» Exercise description: Reproduce every record below exactly as written, but leave out any pictures.

» Data:
-=-=-=-=-
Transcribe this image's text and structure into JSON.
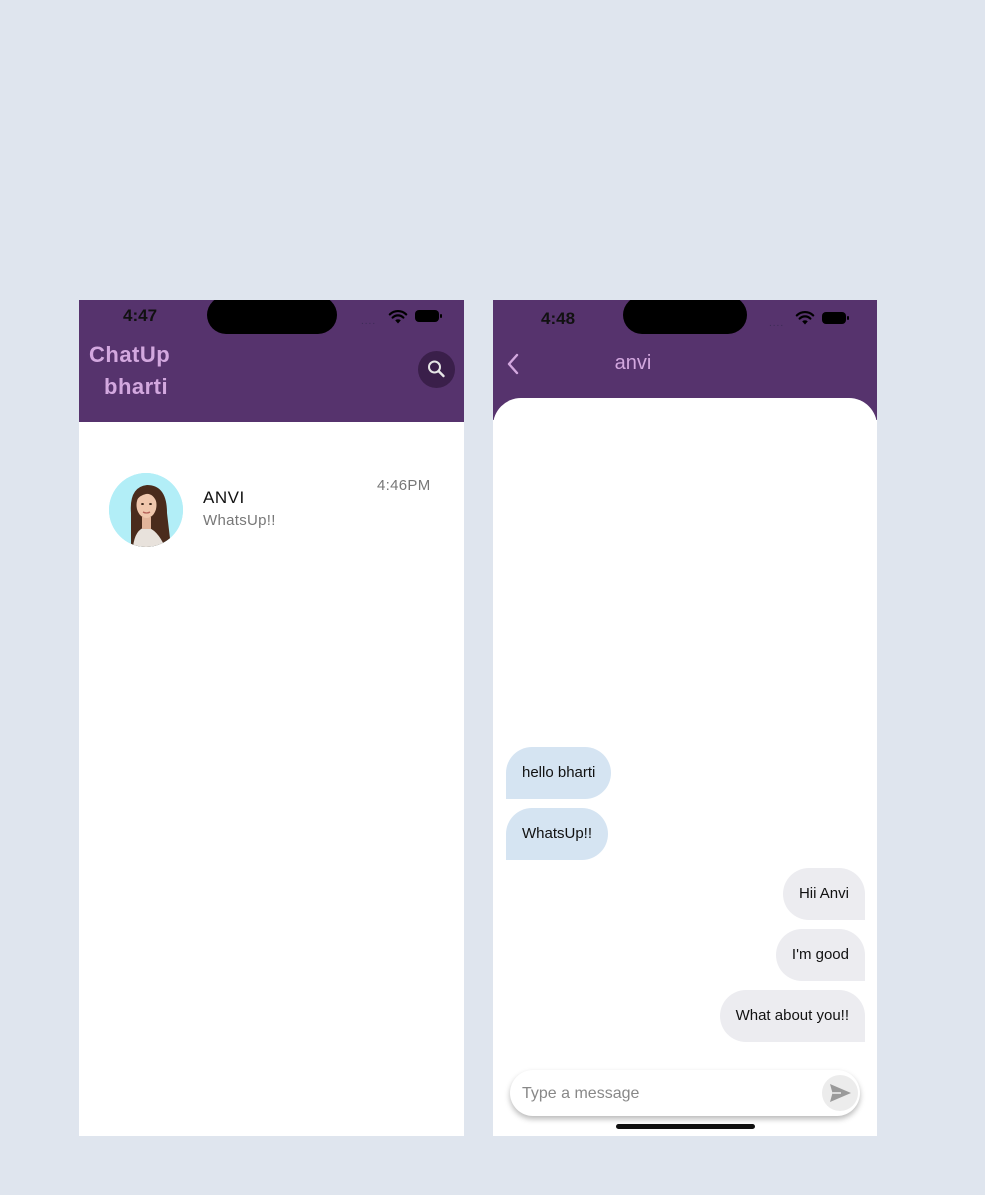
{
  "chat_list_screen": {
    "status_time": "4:47",
    "signal_dots": "....",
    "app_title_line1": "ChatUp",
    "app_title_line2": "bharti",
    "icons": {
      "search": "search-icon",
      "wifi": "wifi-icon",
      "battery": "battery-icon"
    },
    "chats": [
      {
        "name": "ANVI",
        "last_message": "WhatsUp!!",
        "time": "4:46PM",
        "avatar": "avatar-photo"
      }
    ]
  },
  "conversation_screen": {
    "status_time": "4:48",
    "signal_dots": "....",
    "contact_name": "anvi",
    "icons": {
      "back": "chevron-left-icon",
      "send": "send-icon"
    },
    "messages": [
      {
        "text": "hello bharti",
        "direction": "incoming"
      },
      {
        "text": "WhatsUp!!",
        "direction": "incoming"
      },
      {
        "text": "Hii Anvi",
        "direction": "outgoing"
      },
      {
        "text": "I'm good",
        "direction": "outgoing"
      },
      {
        "text": "What about you!!",
        "direction": "outgoing"
      }
    ],
    "composer": {
      "placeholder": "Type a message",
      "value": ""
    }
  },
  "colors": {
    "header": "#56336d",
    "title": "#d3a8df",
    "incoming_bubble": "#d5e4f2",
    "outgoing_bubble": "#ececf0",
    "background": "#dfe5ee"
  }
}
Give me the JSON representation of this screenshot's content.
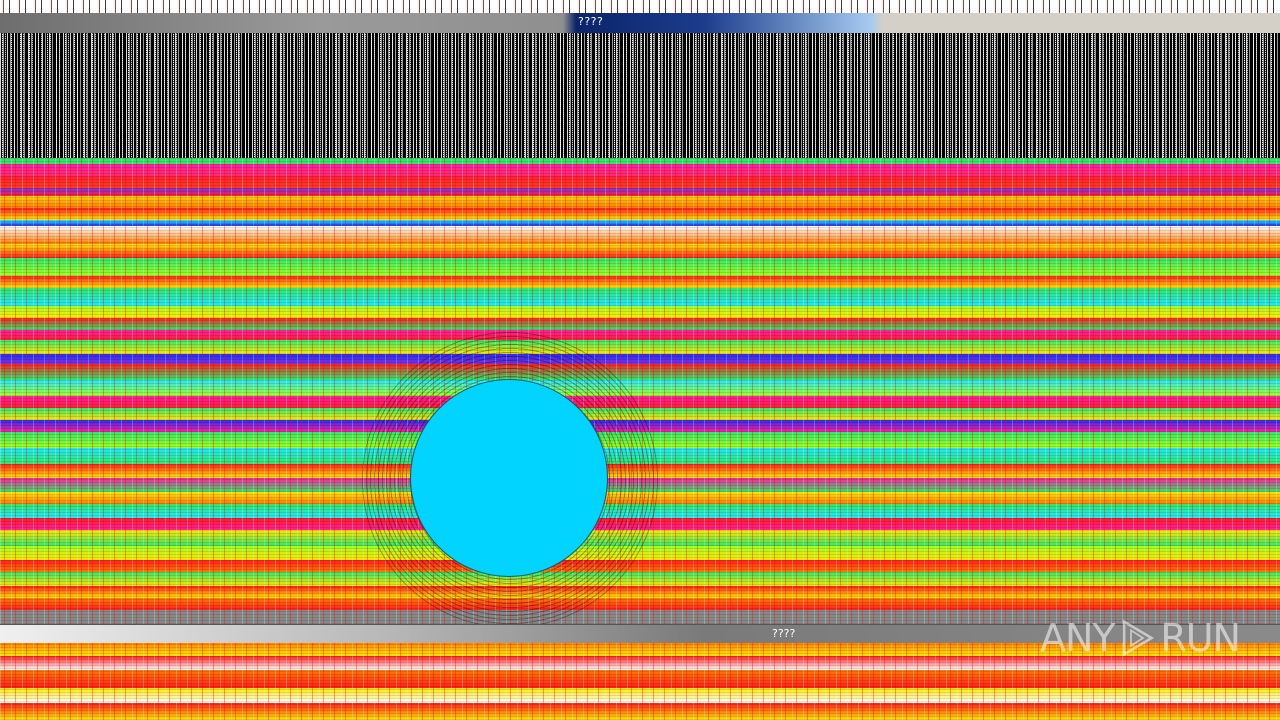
{
  "top_window": {
    "title": "????"
  },
  "bottom_window": {
    "title": "????"
  },
  "watermark": {
    "text_left": "ANY",
    "text_right": "RUN",
    "icon": "play-triangle-icon"
  },
  "colors": {
    "circle": "#00d4ff",
    "titlebar_active": "#0a246a"
  }
}
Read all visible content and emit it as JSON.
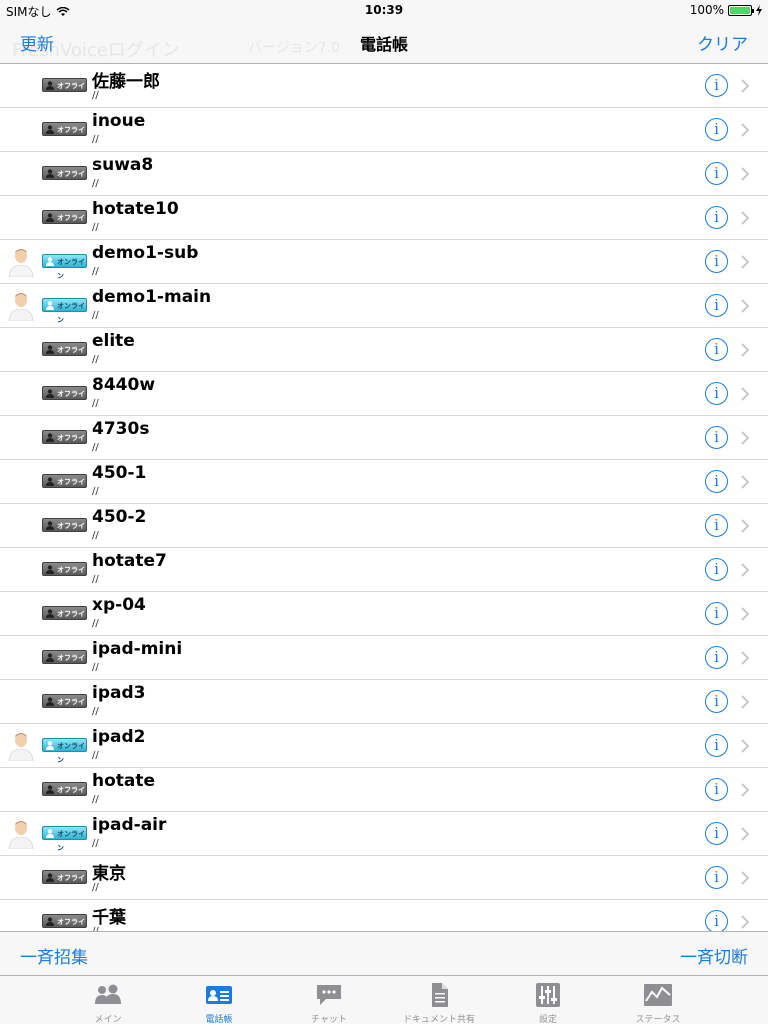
{
  "status_bar": {
    "carrier": "SIMなし",
    "time": "10:39",
    "battery": "100%",
    "battery_level": 1.0
  },
  "nav": {
    "left_button": "更新",
    "title": "電話帳",
    "right_button": "クリア",
    "ghost_left": "FreshVoiceログイン",
    "ghost_right": "バージョン7.0　　ド:2"
  },
  "contacts": [
    {
      "name": "佐藤一郎",
      "sub": "//",
      "online": false,
      "status": "オフライン"
    },
    {
      "name": "inoue",
      "sub": "//",
      "online": false,
      "status": "オフライン"
    },
    {
      "name": "suwa8",
      "sub": "//",
      "online": false,
      "status": "オフライン"
    },
    {
      "name": "hotate10",
      "sub": "//",
      "online": false,
      "status": "オフライン"
    },
    {
      "name": "demo1-sub",
      "sub": "//",
      "online": true,
      "status": "オンライン"
    },
    {
      "name": "demo1-main",
      "sub": "//",
      "online": true,
      "status": "オンライン"
    },
    {
      "name": "elite",
      "sub": "//",
      "online": false,
      "status": "オフライン"
    },
    {
      "name": "8440w",
      "sub": "//",
      "online": false,
      "status": "オフライン"
    },
    {
      "name": "4730s",
      "sub": "//",
      "online": false,
      "status": "オフライン"
    },
    {
      "name": "450-1",
      "sub": "//",
      "online": false,
      "status": "オフライン"
    },
    {
      "name": "450-2",
      "sub": "//",
      "online": false,
      "status": "オフライン"
    },
    {
      "name": "hotate7",
      "sub": "//",
      "online": false,
      "status": "オフライン"
    },
    {
      "name": "xp-04",
      "sub": "//",
      "online": false,
      "status": "オフライン"
    },
    {
      "name": "ipad-mini",
      "sub": "//",
      "online": false,
      "status": "オフライン"
    },
    {
      "name": "ipad3",
      "sub": "//",
      "online": false,
      "status": "オフライン"
    },
    {
      "name": "ipad2",
      "sub": "//",
      "online": true,
      "status": "オンライン"
    },
    {
      "name": "hotate",
      "sub": "//",
      "online": false,
      "status": "オフライン"
    },
    {
      "name": "ipad-air",
      "sub": "//",
      "online": true,
      "status": "オンライン"
    },
    {
      "name": "東京",
      "sub": "//",
      "online": false,
      "status": "オフライン"
    },
    {
      "name": "千葉",
      "sub": "//",
      "online": false,
      "status": "オフライン"
    }
  ],
  "toolbar": {
    "left_button": "一斉招集",
    "right_button": "一斉切断"
  },
  "tabs": [
    {
      "label": "メイン",
      "icon": "people-icon",
      "active": false
    },
    {
      "label": "電話帳",
      "icon": "contact-card-icon",
      "active": true
    },
    {
      "label": "チャット",
      "icon": "chat-bubble-icon",
      "active": false
    },
    {
      "label": "ドキュメント共有",
      "icon": "document-icon",
      "active": false
    },
    {
      "label": "設定",
      "icon": "sliders-icon",
      "active": false
    },
    {
      "label": "ステータス",
      "icon": "status-graph-icon",
      "active": false
    }
  ],
  "colors": {
    "accent": "#1a7ce0",
    "inactive_tab": "#929292",
    "online_badge": "#2fb2d6",
    "offline_badge": "#5a5a5a"
  }
}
-=-=-=-=-
» Solution to the problem:
Transcribe this image's text and structure into JSON.
{
  "chat_list_screen": {
    "status_time": "4:47",
    "signal_dots": "....",
    "app_title_line1": "ChatUp",
    "app_title_line2": "bharti",
    "icons": {
      "search": "search-icon",
      "wifi": "wifi-icon",
      "battery": "battery-icon"
    },
    "chats": [
      {
        "name": "ANVI",
        "last_message": "WhatsUp!!",
        "time": "4:46PM",
        "avatar": "avatar-photo"
      }
    ]
  },
  "conversation_screen": {
    "status_time": "4:48",
    "signal_dots": "....",
    "contact_name": "anvi",
    "icons": {
      "back": "chevron-left-icon",
      "send": "send-icon"
    },
    "messages": [
      {
        "text": "hello bharti",
        "direction": "incoming"
      },
      {
        "text": "WhatsUp!!",
        "direction": "incoming"
      },
      {
        "text": "Hii Anvi",
        "direction": "outgoing"
      },
      {
        "text": "I'm good",
        "direction": "outgoing"
      },
      {
        "text": "What about you!!",
        "direction": "outgoing"
      }
    ],
    "composer": {
      "placeholder": "Type a message",
      "value": ""
    }
  },
  "colors": {
    "header": "#56336d",
    "title": "#d3a8df",
    "incoming_bubble": "#d5e4f2",
    "outgoing_bubble": "#ececf0",
    "background": "#dfe5ee"
  }
}
Give me the JSON representation of this screenshot's content.
{
  "top_window": {
    "title": "????"
  },
  "bottom_window": {
    "title": "????"
  },
  "watermark": {
    "text_left": "ANY",
    "text_right": "RUN",
    "icon": "play-triangle-icon"
  },
  "colors": {
    "circle": "#00d4ff",
    "titlebar_active": "#0a246a"
  }
}
Read all visible content and emit it as JSON.
{
  "status_bar": {
    "carrier": "SIMなし",
    "time": "10:39",
    "battery": "100%",
    "battery_level": 1.0
  },
  "nav": {
    "left_button": "更新",
    "title": "電話帳",
    "right_button": "クリア",
    "ghost_left": "FreshVoiceログイン",
    "ghost_right": "バージョン7.0　　ド:2"
  },
  "contacts": [
    {
      "name": "佐藤一郎",
      "sub": "//",
      "online": false,
      "status": "オフライン"
    },
    {
      "name": "inoue",
      "sub": "//",
      "online": false,
      "status": "オフライン"
    },
    {
      "name": "suwa8",
      "sub": "//",
      "online": false,
      "status": "オフライン"
    },
    {
      "name": "hotate10",
      "sub": "//",
      "online": false,
      "status": "オフライン"
    },
    {
      "name": "demo1-sub",
      "sub": "//",
      "online": true,
      "status": "オンライン"
    },
    {
      "name": "demo1-main",
      "sub": "//",
      "online": true,
      "status": "オンライン"
    },
    {
      "name": "elite",
      "sub": "//",
      "online": false,
      "status": "オフライン"
    },
    {
      "name": "8440w",
      "sub": "//",
      "online": false,
      "status": "オフライン"
    },
    {
      "name": "4730s",
      "sub": "//",
      "online": false,
      "status": "オフライン"
    },
    {
      "name": "450-1",
      "sub": "//",
      "online": false,
      "status": "オフライン"
    },
    {
      "name": "450-2",
      "sub": "//",
      "online": false,
      "status": "オフライン"
    },
    {
      "name": "hotate7",
      "sub": "//",
      "online": false,
      "status": "オフライン"
    },
    {
      "name": "xp-04",
      "sub": "//",
      "online": false,
      "status": "オフライン"
    },
    {
      "name": "ipad-mini",
      "sub": "//",
      "online": false,
      "status": "オフライン"
    },
    {
      "name": "ipad3",
      "sub": "//",
      "online": false,
      "status": "オフライン"
    },
    {
      "name": "ipad2",
      "sub": "//",
      "online": true,
      "status": "オンライン"
    },
    {
      "name": "hotate",
      "sub": "//",
      "online": false,
      "status": "オフライン"
    },
    {
      "name": "ipad-air",
      "sub": "//",
      "online": true,
      "status": "オンライン"
    },
    {
      "name": "東京",
      "sub": "//",
      "online": false,
      "status": "オフライン"
    },
    {
      "name": "千葉",
      "sub": "//",
      "online": false,
      "status": "オフライン"
    }
  ],
  "toolbar": {
    "left_button": "一斉招集",
    "right_button": "一斉切断"
  },
  "tabs": [
    {
      "label": "メイン",
      "icon": "people-icon",
      "active": false
    },
    {
      "label": "電話帳",
      "icon": "contact-card-icon",
      "active": true
    },
    {
      "label": "チャット",
      "icon": "chat-bubble-icon",
      "active": false
    },
    {
      "label": "ドキュメント共有",
      "icon": "document-icon",
      "active": false
    },
    {
      "label": "設定",
      "icon": "sliders-icon",
      "active": false
    },
    {
      "label": "ステータス",
      "icon": "status-graph-icon",
      "active": false
    }
  ],
  "colors": {
    "accent": "#1a7ce0",
    "inactive_tab": "#929292",
    "online_badge": "#2fb2d6",
    "offline_badge": "#5a5a5a"
  }
}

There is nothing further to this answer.